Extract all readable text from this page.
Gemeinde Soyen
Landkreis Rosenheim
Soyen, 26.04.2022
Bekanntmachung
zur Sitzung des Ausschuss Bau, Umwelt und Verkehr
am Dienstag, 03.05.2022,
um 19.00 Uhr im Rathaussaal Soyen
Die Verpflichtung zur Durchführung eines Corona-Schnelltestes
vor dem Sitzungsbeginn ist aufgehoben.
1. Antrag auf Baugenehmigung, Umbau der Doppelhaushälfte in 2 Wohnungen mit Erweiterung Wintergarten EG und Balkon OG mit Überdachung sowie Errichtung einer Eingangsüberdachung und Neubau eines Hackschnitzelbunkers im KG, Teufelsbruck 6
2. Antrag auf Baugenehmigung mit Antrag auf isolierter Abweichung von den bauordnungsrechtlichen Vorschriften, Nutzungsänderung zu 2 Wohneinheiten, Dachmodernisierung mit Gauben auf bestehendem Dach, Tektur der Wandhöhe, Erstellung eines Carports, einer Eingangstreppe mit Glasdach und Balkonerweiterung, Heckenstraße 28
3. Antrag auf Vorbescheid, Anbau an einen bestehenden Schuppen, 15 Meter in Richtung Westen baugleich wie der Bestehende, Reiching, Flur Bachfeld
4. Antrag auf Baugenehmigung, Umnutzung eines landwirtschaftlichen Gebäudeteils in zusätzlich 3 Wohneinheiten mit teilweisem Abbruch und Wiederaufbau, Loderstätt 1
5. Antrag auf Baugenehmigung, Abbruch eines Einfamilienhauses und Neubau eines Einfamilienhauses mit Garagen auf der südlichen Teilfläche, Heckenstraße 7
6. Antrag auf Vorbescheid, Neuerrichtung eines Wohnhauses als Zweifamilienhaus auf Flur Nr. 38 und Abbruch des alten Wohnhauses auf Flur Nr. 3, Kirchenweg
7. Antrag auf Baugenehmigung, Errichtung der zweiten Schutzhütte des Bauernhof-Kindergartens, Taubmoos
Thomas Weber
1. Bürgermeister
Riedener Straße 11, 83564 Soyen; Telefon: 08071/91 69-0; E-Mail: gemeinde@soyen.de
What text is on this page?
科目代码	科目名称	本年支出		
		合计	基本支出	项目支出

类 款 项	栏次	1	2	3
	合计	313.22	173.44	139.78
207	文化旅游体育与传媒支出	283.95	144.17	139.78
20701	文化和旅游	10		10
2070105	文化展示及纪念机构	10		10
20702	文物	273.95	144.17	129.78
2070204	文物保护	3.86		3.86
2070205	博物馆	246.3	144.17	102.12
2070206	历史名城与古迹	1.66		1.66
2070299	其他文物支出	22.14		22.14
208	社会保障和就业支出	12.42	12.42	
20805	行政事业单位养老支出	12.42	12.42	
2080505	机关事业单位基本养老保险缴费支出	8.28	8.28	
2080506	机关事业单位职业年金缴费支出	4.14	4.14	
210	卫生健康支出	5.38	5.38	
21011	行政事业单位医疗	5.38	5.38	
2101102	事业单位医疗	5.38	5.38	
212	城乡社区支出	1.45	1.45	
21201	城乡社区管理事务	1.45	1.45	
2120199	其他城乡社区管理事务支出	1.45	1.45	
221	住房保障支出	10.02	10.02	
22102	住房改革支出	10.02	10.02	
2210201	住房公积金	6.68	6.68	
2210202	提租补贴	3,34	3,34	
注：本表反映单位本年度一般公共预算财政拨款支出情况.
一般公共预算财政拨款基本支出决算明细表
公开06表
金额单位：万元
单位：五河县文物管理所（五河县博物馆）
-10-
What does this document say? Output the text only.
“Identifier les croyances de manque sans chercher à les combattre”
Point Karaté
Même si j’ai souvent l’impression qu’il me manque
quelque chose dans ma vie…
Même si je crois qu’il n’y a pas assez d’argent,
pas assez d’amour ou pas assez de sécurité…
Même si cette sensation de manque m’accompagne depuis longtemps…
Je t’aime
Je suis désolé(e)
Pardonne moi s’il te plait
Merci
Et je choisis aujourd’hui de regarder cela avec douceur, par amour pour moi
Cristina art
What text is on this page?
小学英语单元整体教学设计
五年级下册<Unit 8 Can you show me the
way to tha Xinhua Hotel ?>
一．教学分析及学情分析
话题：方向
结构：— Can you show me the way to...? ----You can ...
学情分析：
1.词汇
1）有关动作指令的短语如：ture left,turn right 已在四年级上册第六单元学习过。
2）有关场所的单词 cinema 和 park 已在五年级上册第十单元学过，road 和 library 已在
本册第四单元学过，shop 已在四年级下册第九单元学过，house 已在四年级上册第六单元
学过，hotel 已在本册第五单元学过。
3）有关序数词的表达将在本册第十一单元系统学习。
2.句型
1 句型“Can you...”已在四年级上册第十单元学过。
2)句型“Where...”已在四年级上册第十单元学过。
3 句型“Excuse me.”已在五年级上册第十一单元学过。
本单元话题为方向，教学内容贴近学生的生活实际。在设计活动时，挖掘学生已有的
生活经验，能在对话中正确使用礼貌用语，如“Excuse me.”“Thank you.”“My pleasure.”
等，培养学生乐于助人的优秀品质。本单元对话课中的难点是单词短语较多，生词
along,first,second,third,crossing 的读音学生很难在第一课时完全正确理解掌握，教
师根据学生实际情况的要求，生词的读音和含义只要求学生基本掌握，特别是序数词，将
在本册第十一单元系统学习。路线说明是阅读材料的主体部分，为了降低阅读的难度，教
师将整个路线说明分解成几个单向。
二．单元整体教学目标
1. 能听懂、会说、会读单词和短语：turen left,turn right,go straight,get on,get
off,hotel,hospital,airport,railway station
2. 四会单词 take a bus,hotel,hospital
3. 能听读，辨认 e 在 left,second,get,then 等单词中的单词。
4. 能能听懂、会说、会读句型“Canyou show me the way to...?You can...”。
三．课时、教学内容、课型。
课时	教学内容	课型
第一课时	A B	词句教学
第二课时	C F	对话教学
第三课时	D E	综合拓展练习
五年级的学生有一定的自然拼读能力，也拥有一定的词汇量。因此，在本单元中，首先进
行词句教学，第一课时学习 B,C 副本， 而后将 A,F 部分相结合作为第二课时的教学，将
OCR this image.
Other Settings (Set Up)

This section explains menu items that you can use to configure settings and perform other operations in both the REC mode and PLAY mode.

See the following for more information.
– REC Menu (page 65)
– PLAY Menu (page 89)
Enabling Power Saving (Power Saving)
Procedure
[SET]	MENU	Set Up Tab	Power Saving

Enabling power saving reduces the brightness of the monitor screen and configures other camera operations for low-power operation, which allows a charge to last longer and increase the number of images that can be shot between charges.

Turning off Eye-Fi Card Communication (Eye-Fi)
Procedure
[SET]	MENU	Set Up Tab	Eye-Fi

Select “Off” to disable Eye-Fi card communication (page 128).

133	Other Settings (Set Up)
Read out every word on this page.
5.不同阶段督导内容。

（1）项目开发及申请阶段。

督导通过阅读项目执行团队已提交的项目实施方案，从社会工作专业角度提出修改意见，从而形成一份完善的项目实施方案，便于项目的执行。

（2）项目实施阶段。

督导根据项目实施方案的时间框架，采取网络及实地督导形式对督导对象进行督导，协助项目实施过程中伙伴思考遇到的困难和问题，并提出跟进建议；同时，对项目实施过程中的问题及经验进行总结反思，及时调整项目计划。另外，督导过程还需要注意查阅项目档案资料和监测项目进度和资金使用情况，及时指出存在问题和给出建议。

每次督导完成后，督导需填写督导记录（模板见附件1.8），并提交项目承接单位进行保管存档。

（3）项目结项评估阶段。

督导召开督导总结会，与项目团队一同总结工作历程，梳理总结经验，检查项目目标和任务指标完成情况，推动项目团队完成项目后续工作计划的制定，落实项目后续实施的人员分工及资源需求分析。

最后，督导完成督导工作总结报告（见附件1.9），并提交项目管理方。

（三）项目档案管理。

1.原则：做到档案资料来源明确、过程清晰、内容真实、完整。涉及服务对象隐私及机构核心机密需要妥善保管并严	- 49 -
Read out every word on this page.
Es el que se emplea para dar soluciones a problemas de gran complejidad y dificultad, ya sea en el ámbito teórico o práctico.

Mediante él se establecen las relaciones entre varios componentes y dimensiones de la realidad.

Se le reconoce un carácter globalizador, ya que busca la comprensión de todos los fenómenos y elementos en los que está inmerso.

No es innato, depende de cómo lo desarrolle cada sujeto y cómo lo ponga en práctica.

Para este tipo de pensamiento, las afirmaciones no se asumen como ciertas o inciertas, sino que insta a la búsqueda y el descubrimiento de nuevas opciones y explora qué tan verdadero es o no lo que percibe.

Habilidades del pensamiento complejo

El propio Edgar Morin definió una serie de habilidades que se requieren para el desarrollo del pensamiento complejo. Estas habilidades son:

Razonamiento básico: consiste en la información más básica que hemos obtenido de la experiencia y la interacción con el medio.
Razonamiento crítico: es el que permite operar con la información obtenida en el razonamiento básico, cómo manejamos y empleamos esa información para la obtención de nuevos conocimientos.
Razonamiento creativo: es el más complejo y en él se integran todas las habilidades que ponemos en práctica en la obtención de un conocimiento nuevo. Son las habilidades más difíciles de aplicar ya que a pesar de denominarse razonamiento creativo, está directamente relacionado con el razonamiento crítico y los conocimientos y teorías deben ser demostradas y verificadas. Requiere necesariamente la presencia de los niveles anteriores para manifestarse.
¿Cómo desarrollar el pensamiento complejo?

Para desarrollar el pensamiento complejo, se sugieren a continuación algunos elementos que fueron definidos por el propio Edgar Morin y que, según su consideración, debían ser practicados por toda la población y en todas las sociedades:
===
### STATED EXERCISE
Which lines hold the word "operations"? Copy each of them from the records.

### SOLUTION TO THIS PROBLEM
This section explains menu items that you can use to configure settings and perform other operations in both the REC mode and PLAY mode.
Enabling power saving reduces the brightness of the monitor screen and configures other camera operations for low-power operation, which allows a charge to last longer and increase the number of images that can be shot between charges.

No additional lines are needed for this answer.